Quote the whole listing verbatim.

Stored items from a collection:
(begin)

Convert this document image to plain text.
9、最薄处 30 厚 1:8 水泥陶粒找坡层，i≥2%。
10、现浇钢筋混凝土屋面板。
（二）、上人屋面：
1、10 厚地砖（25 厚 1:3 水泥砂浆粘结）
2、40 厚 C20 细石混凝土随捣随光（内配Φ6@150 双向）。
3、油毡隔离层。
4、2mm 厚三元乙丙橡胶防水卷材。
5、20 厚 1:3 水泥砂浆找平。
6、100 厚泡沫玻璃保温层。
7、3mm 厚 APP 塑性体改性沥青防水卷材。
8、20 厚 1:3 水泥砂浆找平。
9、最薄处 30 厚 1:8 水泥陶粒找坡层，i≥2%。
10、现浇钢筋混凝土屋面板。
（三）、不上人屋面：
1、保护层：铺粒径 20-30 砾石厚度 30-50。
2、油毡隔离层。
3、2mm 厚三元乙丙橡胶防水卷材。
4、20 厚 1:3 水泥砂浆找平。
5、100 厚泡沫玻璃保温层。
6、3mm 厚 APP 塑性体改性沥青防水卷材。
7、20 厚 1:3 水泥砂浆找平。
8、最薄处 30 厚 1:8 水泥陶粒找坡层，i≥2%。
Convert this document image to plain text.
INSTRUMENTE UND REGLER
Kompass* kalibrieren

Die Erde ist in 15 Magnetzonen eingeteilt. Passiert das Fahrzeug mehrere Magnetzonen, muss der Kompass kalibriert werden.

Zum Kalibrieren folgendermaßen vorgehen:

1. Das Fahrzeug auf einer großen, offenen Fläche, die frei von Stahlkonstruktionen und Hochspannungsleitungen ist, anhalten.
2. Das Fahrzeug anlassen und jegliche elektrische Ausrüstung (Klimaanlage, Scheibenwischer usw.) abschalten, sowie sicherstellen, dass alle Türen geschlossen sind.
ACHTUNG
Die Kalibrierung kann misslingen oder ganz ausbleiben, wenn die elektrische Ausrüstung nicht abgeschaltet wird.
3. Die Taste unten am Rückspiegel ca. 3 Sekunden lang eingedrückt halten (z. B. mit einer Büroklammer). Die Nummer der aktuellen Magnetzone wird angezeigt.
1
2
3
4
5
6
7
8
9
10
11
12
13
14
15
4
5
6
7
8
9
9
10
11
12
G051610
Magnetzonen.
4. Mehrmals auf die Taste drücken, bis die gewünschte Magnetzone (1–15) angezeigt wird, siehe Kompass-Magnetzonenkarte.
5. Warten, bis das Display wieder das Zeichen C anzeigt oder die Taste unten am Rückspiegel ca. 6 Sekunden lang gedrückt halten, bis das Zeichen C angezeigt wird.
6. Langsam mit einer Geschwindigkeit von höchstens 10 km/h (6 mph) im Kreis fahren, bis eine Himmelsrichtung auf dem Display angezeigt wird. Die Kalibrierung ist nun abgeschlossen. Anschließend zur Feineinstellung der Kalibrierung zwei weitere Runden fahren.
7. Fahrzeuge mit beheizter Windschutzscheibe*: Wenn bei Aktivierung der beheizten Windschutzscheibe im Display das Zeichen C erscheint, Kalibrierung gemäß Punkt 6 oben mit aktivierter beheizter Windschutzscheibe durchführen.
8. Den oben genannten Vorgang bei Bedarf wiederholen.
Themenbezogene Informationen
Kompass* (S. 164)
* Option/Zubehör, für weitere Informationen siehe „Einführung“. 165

(end)

(SOLUTION TO THIS PROBLEM):
Convert this document image to plain text.
9、最薄处 30 厚 1:8 水泥陶粒找坡层，i≥2%。
10、现浇钢筋混凝土屋面板。
（二）、上人屋面：
1、10 厚地砖（25 厚 1:3 水泥砂浆粘结）
2、40 厚 C20 细石混凝土随捣随光（内配Φ6@150 双向）。
3、油毡隔离层。
4、2mm 厚三元乙丙橡胶防水卷材。
5、20 厚 1:3 水泥砂浆找平。
6、100 厚泡沫玻璃保温层。
7、3mm 厚 APP 塑性体改性沥青防水卷材。
8、20 厚 1:3 水泥砂浆找平。
9、最薄处 30 厚 1:8 水泥陶粒找坡层，i≥2%。
10、现浇钢筋混凝土屋面板。
（三）、不上人屋面：
1、保护层：铺粒径 20-30 砾石厚度 30-50。
2、油毡隔离层。
3、2mm 厚三元乙丙橡胶防水卷材。
4、20 厚 1:3 水泥砂浆找平。
5、100 厚泡沫玻璃保温层。
6、3mm 厚 APP 塑性体改性沥青防水卷材。
7、20 厚 1:3 水泥砂浆找平。
8、最薄处 30 厚 1:8 水泥陶粒找坡层，i≥2%。
Convert this document image to plain text.
INSTRUMENTE UND REGLER
Kompass* kalibrieren

Die Erde ist in 15 Magnetzonen eingeteilt. Passiert das Fahrzeug mehrere Magnetzonen, muss der Kompass kalibriert werden.

Zum Kalibrieren folgendermaßen vorgehen:

1. Das Fahrzeug auf einer großen, offenen Fläche, die frei von Stahlkonstruktionen und Hochspannungsleitungen ist, anhalten.
2. Das Fahrzeug anlassen und jegliche elektrische Ausrüstung (Klimaanlage, Scheibenwischer usw.) abschalten, sowie sicherstellen, dass alle Türen geschlossen sind.
ACHTUNG
Die Kalibrierung kann misslingen oder ganz ausbleiben, wenn die elektrische Ausrüstung nicht abgeschaltet wird.
3. Die Taste unten am Rückspiegel ca. 3 Sekunden lang eingedrückt halten (z. B. mit einer Büroklammer). Die Nummer der aktuellen Magnetzone wird angezeigt.
1
2
3
4
5
6
7
8
9
10
11
12
13
14
15
4
5
6
7
8
9
9
10
11
12
G051610
Magnetzonen.
4. Mehrmals auf die Taste drücken, bis die gewünschte Magnetzone (1–15) angezeigt wird, siehe Kompass-Magnetzonenkarte.
5. Warten, bis das Display wieder das Zeichen C anzeigt oder die Taste unten am Rückspiegel ca. 6 Sekunden lang gedrückt halten, bis das Zeichen C angezeigt wird.
6. Langsam mit einer Geschwindigkeit von höchstens 10 km/h (6 mph) im Kreis fahren, bis eine Himmelsrichtung auf dem Display angezeigt wird. Die Kalibrierung ist nun abgeschlossen. Anschließend zur Feineinstellung der Kalibrierung zwei weitere Runden fahren.
7. Fahrzeuge mit beheizter Windschutzscheibe*: Wenn bei Aktivierung der beheizten Windschutzscheibe im Display das Zeichen C erscheint, Kalibrierung gemäß Punkt 6 oben mit aktivierter beheizter Windschutzscheibe durchführen.
8. Den oben genannten Vorgang bei Bedarf wiederholen.
Themenbezogene Informationen
Kompass* (S. 164)
* Option/Zubehör, für weitere Informationen siehe „Einführung“. 165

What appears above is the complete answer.